REQUEST –
All of the material should be reproduced exactly, with pictures left out.

--- LISTED ENTRIES ---

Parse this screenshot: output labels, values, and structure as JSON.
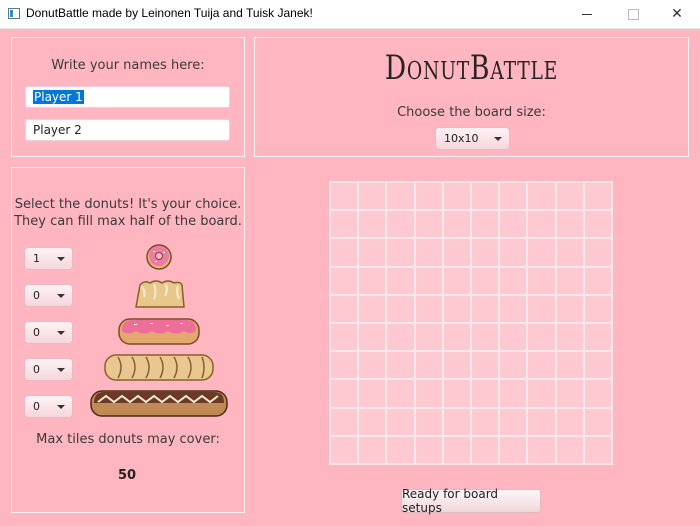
{
  "window": {
    "title": "DonutBattle made by Leinonen Tuija and Tuisk Janek!"
  },
  "names": {
    "label": "Write your names here:",
    "player1": "Player 1",
    "player2": "Player 2"
  },
  "header": {
    "game_title": "DonutBattle",
    "board_label": "Choose the board size:",
    "board_size": "10x10"
  },
  "donuts": {
    "label_line1": "Select the donuts! It's your choice.",
    "label_line2": "They can fill max half of the board.",
    "counts": [
      "1",
      "0",
      "0",
      "0",
      "0"
    ],
    "max_label": "Max tiles donuts may cover:",
    "max_value": "50"
  },
  "board": {
    "rows": 10,
    "cols": 10
  },
  "actions": {
    "ready_label": "Ready for board setups"
  },
  "colors": {
    "background": "#ffb6c1",
    "grid_cell": "#ffc9d1",
    "grid_line": "#f5e7ea",
    "selection": "#0078d7"
  }
}
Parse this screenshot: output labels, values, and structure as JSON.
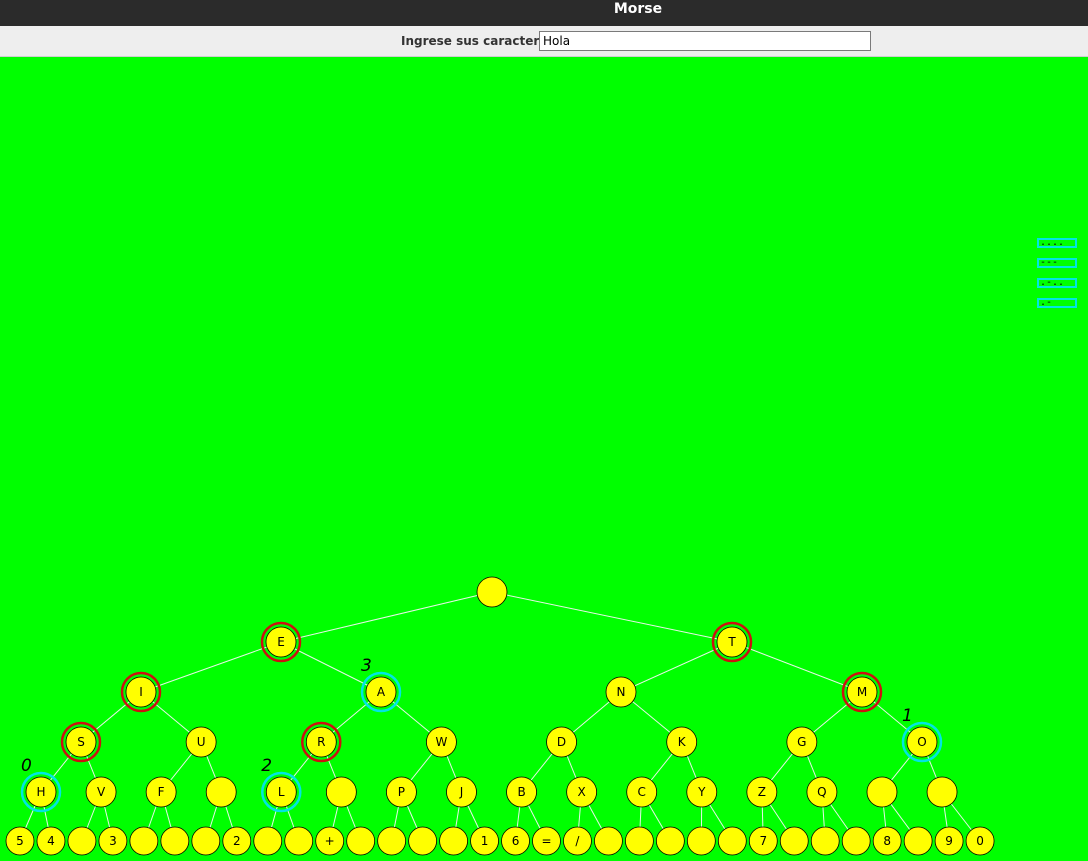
{
  "window": {
    "title": "Morse"
  },
  "input": {
    "label": "Ingrese sus caracteres",
    "value": "Hola"
  },
  "morse_outputs": [
    "....",
    "---",
    ".-..",
    ".-"
  ],
  "colors": {
    "background": "#00ff00",
    "node_fill": "#ffff00",
    "path_ring": "#cc1111",
    "target_ring": "#00e5e5",
    "edge": "#e8f5e8"
  },
  "tree": {
    "levels": [
      [
        ""
      ],
      [
        "E",
        "T"
      ],
      [
        "I",
        "A",
        "N",
        "M"
      ],
      [
        "S",
        "U",
        "R",
        "W",
        "D",
        "K",
        "G",
        "O"
      ],
      [
        "H",
        "V",
        "F",
        "",
        "L",
        "",
        "P",
        "J",
        "B",
        "X",
        "C",
        "Y",
        "Z",
        "Q",
        "",
        ""
      ],
      [
        "5",
        "4",
        "",
        "3",
        "",
        "",
        "",
        "2",
        "",
        "",
        "+",
        "",
        "",
        "",
        "",
        "1",
        "6",
        "=",
        "/",
        "",
        "",
        "",
        "",
        "",
        "7",
        "",
        "",
        "",
        "8",
        "",
        "9",
        "0"
      ]
    ],
    "path_nodes": [
      "E",
      "T",
      "I",
      "M",
      "S",
      "R"
    ],
    "targets": [
      {
        "letter": "H",
        "order": "0"
      },
      {
        "letter": "O",
        "order": "1"
      },
      {
        "letter": "L",
        "order": "2"
      },
      {
        "letter": "A",
        "order": "3"
      }
    ]
  }
}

---

FULL SOLUTION –
Parse this screenshot: output labels, values, and structure as JSON.
{
  "window": {
    "title": "DonutBattle made by Leinonen Tuija and Tuisk Janek!"
  },
  "names": {
    "label": "Write your names here:",
    "player1": "Player 1",
    "player2": "Player 2"
  },
  "header": {
    "game_title": "DonutBattle",
    "board_label": "Choose the board size:",
    "board_size": "10x10"
  },
  "donuts": {
    "label_line1": "Select the donuts! It's your choice.",
    "label_line2": "They can fill max half of the board.",
    "counts": [
      "1",
      "0",
      "0",
      "0",
      "0"
    ],
    "max_label": "Max tiles donuts may cover:",
    "max_value": "50"
  },
  "board": {
    "rows": 10,
    "cols": 10
  },
  "actions": {
    "ready_label": "Ready for board setups"
  },
  "colors": {
    "background": "#ffb6c1",
    "grid_cell": "#ffc9d1",
    "grid_line": "#f5e7ea",
    "selection": "#0078d7"
  }
}
Parse this screenshot: output labels, values, and structure as JSON.
{
  "window": {
    "title": "Morse"
  },
  "input": {
    "label": "Ingrese sus caracteres",
    "value": "Hola"
  },
  "morse_outputs": [
    "....",
    "---",
    ".-..",
    ".-"
  ],
  "colors": {
    "background": "#00ff00",
    "node_fill": "#ffff00",
    "path_ring": "#cc1111",
    "target_ring": "#00e5e5",
    "edge": "#e8f5e8"
  },
  "tree": {
    "levels": [
      [
        ""
      ],
      [
        "E",
        "T"
      ],
      [
        "I",
        "A",
        "N",
        "M"
      ],
      [
        "S",
        "U",
        "R",
        "W",
        "D",
        "K",
        "G",
        "O"
      ],
      [
        "H",
        "V",
        "F",
        "",
        "L",
        "",
        "P",
        "J",
        "B",
        "X",
        "C",
        "Y",
        "Z",
        "Q",
        "",
        ""
      ],
      [
        "5",
        "4",
        "",
        "3",
        "",
        "",
        "",
        "2",
        "",
        "",
        "+",
        "",
        "",
        "",
        "",
        "1",
        "6",
        "=",
        "/",
        "",
        "",
        "",
        "",
        "",
        "7",
        "",
        "",
        "",
        "8",
        "",
        "9",
        "0"
      ]
    ],
    "path_nodes": [
      "E",
      "T",
      "I",
      "M",
      "S",
      "R"
    ],
    "targets": [
      {
        "letter": "H",
        "order": "0"
      },
      {
        "letter": "O",
        "order": "1"
      },
      {
        "letter": "L",
        "order": "2"
      },
      {
        "letter": "A",
        "order": "3"
      }
    ]
  }
}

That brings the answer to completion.